▶ **The problem**
Put the lines of the records below into a Markdown table with the columns "No." and "Entry," numbering each row and leaving out blank lines. Include only the part that opens with the line containing "legend-dot-icon [46,279,57,291]" and closes with the line containing "x-tick-label: 2014-15 [796,879,848,895]".

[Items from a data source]
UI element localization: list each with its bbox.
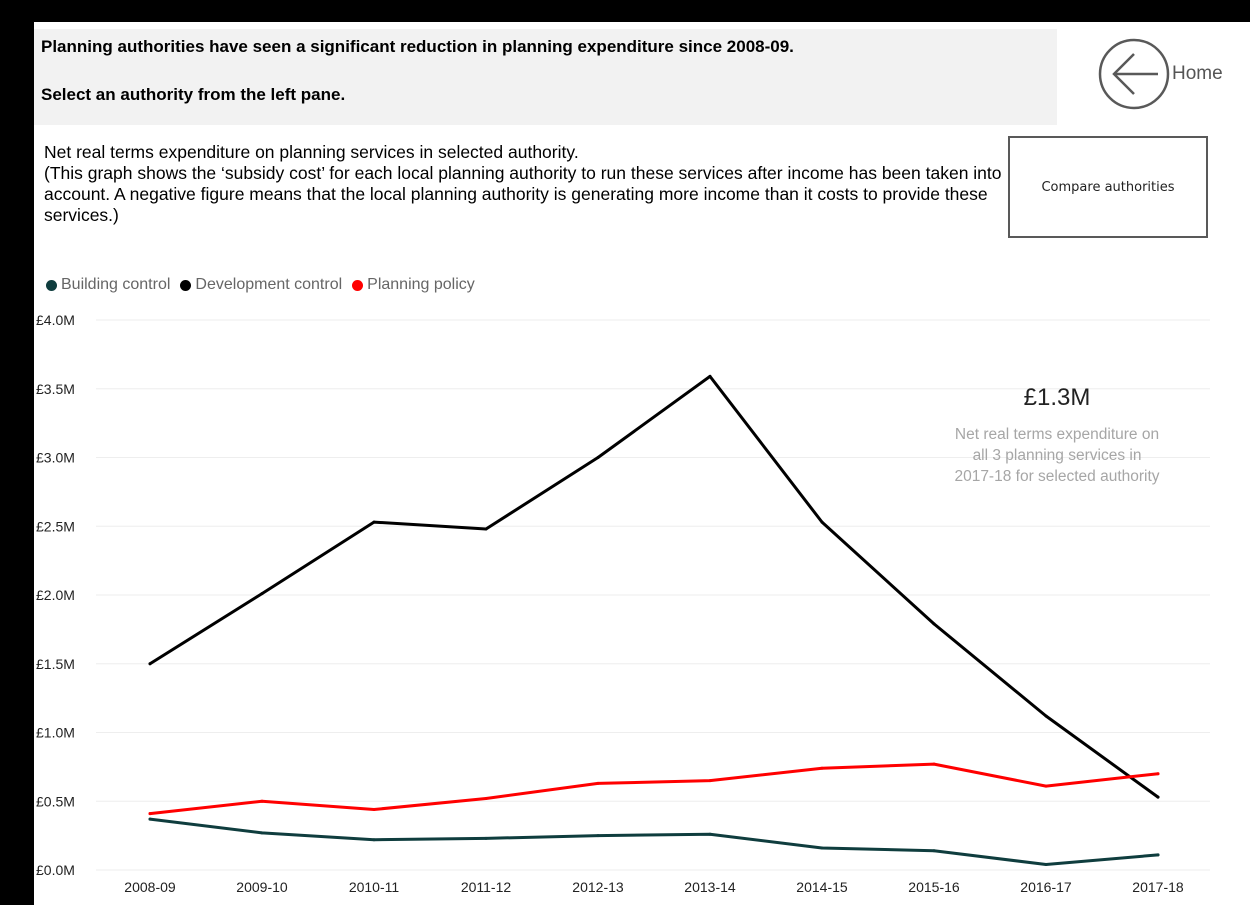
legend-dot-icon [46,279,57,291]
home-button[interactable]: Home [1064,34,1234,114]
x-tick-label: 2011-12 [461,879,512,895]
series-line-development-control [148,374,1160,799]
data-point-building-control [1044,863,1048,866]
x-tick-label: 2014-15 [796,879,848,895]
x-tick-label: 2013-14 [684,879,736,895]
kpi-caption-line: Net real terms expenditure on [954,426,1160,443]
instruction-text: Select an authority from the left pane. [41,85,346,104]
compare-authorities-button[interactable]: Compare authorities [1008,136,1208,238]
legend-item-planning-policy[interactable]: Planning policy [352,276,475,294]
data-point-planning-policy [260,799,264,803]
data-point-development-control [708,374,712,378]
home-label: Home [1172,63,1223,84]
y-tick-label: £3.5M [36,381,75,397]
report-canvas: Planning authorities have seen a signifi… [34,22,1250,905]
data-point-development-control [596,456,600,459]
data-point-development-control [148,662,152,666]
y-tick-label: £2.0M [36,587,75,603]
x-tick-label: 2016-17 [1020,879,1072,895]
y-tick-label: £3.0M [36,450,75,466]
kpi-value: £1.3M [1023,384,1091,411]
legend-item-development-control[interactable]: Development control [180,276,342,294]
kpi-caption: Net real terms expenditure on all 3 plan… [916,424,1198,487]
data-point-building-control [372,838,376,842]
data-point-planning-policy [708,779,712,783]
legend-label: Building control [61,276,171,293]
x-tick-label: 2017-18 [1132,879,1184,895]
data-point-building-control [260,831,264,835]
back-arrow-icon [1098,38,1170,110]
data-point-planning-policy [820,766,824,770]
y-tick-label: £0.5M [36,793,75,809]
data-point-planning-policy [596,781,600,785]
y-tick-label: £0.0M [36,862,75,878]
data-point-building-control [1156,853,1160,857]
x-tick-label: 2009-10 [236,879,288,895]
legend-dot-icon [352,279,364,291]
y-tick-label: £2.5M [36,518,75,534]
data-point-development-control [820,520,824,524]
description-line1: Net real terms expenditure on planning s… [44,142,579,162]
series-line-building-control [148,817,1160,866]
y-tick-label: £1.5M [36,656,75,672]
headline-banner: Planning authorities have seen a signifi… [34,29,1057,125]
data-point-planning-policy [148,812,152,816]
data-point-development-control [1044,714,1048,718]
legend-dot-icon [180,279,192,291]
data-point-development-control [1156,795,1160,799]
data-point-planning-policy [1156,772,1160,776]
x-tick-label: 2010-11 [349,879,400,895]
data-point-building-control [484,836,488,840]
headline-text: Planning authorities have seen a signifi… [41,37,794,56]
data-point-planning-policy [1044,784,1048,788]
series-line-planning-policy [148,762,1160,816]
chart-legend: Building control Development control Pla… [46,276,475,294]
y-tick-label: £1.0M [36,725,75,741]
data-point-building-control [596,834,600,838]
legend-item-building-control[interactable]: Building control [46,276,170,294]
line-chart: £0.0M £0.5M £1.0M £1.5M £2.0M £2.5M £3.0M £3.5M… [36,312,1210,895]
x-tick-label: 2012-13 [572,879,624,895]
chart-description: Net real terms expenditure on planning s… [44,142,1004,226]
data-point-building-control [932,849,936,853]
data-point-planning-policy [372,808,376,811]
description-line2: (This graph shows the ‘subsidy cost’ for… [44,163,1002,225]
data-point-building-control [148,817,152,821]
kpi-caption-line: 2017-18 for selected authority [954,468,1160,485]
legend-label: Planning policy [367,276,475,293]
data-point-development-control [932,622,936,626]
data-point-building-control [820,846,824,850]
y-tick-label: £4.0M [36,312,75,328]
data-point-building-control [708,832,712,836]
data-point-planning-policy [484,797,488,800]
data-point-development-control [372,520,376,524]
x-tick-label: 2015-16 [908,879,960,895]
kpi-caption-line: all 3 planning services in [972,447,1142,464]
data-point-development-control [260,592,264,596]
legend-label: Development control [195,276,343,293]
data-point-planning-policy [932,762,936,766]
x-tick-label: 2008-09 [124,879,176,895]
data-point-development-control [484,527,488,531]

==

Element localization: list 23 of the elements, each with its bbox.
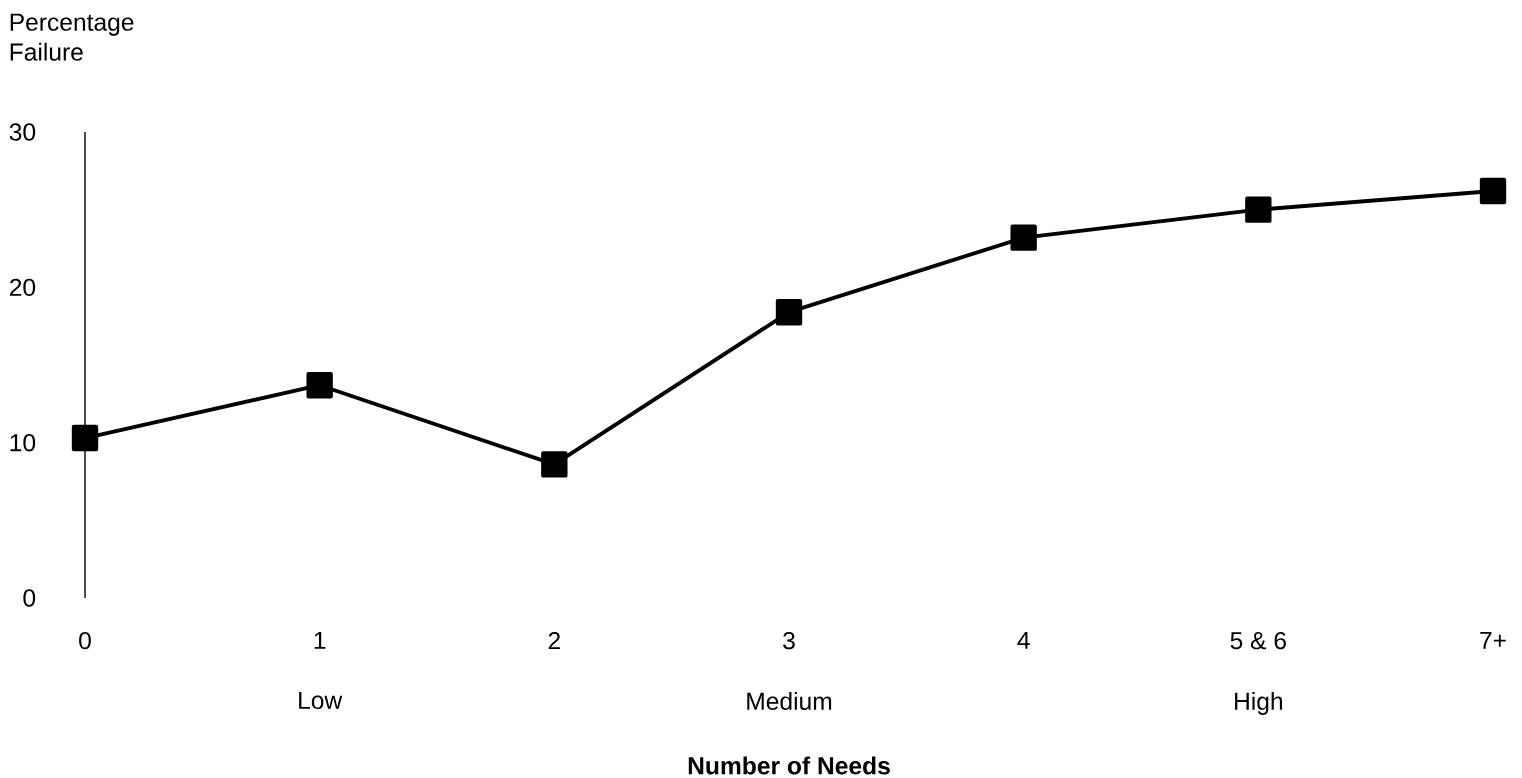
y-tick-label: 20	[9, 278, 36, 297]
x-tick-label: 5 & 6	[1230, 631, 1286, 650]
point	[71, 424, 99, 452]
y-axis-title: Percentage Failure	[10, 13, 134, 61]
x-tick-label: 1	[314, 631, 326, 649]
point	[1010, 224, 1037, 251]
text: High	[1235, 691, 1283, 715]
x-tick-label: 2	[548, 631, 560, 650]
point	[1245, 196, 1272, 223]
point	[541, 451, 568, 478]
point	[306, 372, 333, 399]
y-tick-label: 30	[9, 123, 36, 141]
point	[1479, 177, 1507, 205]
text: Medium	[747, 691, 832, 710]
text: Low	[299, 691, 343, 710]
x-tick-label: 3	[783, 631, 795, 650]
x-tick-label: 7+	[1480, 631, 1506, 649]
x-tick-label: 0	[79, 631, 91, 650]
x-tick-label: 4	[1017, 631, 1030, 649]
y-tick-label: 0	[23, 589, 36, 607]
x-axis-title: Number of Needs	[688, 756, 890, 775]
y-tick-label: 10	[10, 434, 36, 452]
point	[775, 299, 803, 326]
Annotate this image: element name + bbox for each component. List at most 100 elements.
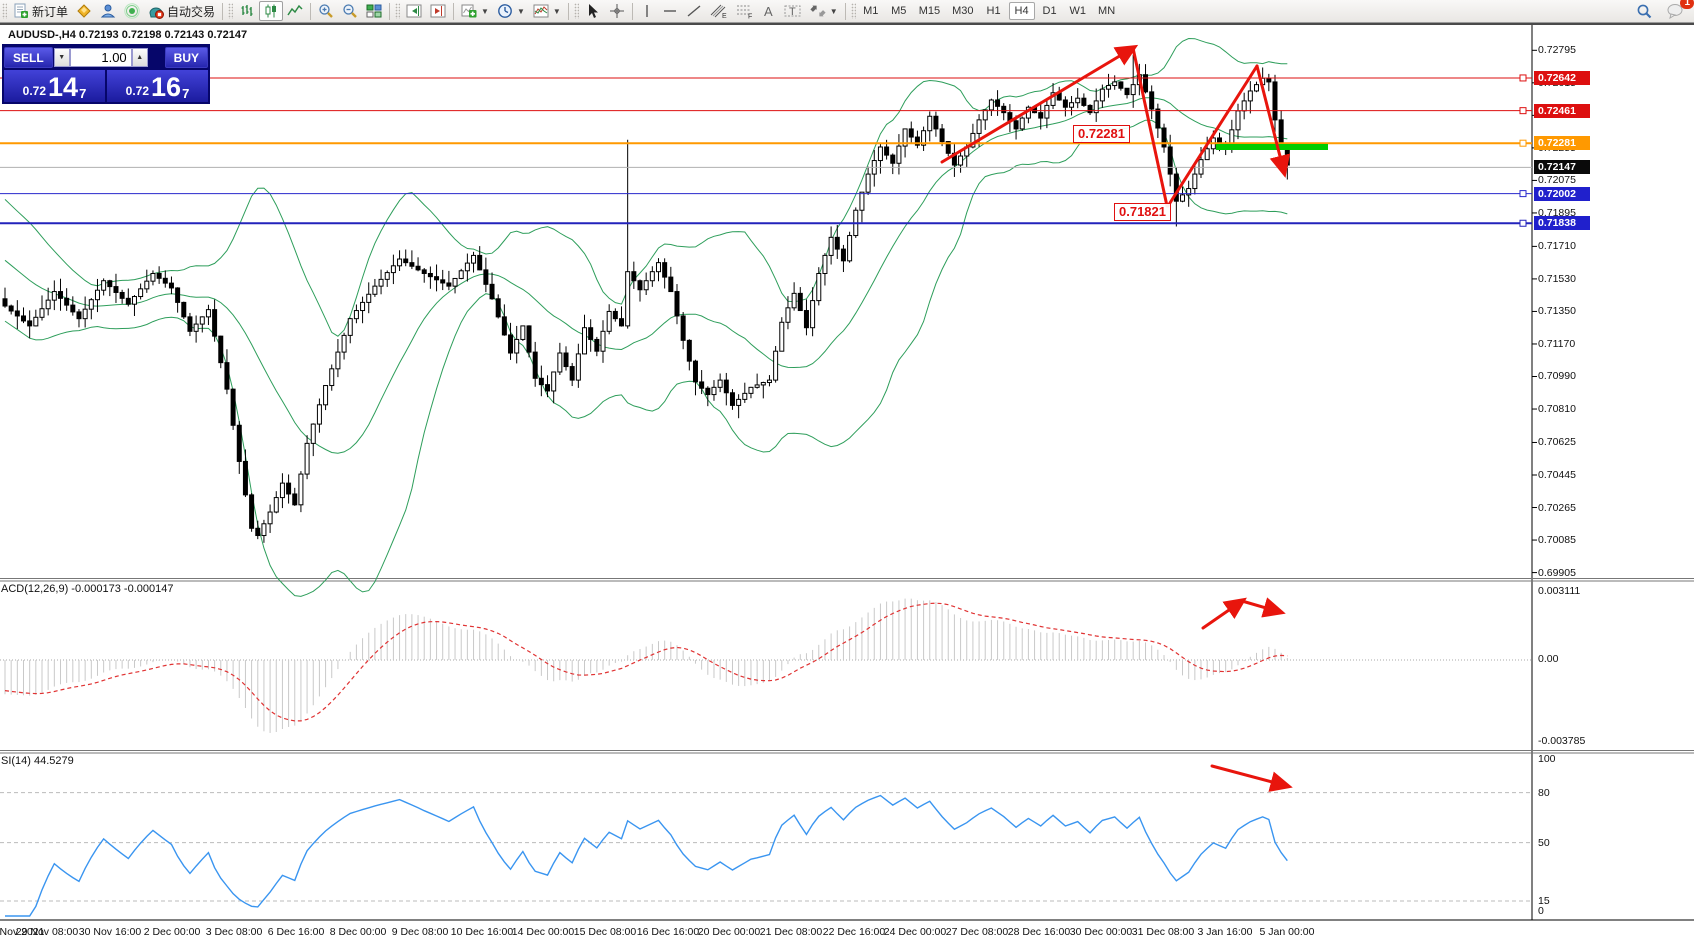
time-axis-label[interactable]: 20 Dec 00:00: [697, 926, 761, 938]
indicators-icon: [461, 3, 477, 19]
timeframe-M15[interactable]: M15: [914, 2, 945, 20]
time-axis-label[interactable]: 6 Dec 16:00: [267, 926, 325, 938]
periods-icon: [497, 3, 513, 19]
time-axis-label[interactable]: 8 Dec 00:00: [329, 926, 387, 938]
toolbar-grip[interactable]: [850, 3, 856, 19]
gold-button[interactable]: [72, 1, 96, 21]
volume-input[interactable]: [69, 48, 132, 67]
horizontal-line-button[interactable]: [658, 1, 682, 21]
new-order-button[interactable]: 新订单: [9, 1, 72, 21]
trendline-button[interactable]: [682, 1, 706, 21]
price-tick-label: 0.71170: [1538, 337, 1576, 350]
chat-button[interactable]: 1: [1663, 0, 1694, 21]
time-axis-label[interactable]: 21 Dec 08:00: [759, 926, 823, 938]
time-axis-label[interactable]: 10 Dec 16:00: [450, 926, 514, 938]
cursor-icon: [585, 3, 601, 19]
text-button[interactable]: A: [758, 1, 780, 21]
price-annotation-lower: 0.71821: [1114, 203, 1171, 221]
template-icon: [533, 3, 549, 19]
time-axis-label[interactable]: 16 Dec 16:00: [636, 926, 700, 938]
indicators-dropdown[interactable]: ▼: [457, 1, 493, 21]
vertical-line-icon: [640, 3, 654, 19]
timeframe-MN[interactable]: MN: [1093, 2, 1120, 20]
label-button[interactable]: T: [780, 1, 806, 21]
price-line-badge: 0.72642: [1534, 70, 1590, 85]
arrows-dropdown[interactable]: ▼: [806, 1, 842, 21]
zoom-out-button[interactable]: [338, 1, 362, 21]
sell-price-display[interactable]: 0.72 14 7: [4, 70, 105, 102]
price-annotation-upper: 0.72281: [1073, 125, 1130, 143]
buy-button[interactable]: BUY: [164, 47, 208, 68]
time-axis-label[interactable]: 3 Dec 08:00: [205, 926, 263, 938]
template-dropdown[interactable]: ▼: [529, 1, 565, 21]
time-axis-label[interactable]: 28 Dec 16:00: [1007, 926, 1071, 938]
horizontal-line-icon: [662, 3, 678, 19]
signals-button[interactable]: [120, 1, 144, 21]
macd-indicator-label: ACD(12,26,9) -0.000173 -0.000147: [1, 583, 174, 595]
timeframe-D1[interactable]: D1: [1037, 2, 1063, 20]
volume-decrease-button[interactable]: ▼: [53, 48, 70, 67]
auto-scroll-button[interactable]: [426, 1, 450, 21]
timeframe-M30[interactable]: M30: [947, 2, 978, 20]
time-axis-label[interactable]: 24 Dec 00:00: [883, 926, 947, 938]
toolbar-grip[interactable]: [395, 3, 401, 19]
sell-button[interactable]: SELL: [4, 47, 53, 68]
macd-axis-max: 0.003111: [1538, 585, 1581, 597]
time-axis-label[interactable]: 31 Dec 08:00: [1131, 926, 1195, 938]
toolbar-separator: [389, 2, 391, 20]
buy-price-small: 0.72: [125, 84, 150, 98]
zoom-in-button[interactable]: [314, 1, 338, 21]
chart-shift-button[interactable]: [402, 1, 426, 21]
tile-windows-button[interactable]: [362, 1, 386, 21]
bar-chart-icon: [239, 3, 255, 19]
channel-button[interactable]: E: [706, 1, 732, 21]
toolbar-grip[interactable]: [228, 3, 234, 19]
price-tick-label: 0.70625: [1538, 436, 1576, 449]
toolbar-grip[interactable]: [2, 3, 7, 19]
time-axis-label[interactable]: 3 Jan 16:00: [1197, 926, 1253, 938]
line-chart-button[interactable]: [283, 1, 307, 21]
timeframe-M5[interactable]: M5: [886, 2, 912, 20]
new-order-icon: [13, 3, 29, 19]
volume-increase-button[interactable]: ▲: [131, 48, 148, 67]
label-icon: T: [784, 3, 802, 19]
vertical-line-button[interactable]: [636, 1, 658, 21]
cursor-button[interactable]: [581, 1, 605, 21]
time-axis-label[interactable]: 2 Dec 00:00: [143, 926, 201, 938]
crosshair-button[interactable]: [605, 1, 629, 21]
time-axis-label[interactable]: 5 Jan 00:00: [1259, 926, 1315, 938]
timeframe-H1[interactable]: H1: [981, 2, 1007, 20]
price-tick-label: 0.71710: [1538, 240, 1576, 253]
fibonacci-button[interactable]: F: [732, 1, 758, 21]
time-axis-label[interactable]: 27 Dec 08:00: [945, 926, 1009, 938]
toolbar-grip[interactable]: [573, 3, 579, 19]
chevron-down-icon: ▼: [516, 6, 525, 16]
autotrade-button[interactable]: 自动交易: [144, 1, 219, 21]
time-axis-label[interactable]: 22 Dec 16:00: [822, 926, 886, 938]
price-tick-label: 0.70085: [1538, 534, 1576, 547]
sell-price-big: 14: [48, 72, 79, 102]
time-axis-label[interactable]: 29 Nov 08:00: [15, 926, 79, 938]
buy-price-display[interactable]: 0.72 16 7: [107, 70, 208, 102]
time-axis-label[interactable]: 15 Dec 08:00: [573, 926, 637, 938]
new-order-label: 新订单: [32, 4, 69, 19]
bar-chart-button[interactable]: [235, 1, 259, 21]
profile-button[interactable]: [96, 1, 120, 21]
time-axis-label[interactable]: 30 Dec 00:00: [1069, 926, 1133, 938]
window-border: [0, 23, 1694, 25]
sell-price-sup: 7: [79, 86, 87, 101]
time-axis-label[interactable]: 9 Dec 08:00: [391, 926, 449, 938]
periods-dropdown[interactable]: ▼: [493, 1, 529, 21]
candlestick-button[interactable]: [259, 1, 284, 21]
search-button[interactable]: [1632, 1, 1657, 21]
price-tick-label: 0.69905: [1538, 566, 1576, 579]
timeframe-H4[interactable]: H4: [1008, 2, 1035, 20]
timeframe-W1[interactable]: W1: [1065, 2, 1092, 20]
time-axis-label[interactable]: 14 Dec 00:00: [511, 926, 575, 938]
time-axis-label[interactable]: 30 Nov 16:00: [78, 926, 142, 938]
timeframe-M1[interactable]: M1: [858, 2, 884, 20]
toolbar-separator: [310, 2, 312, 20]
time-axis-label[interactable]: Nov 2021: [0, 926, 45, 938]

▶ **Completed task**
| No. | Entry |
|---|---|
| 1 | legend-dot-icon [46,279,57,291] |
| 2 | home-button[interactable]: Home [1064,34,1234,114] |
| 3 | x-tick-label: 2011-12 [461,879,512,895] |
| 4 | series-line-development-control [148,374,1160,799] |
| 5 | data-point-building-control [1044,863,1048,866] |
| 6 | x-tick-label: 2014-15 [796,879,848,895] |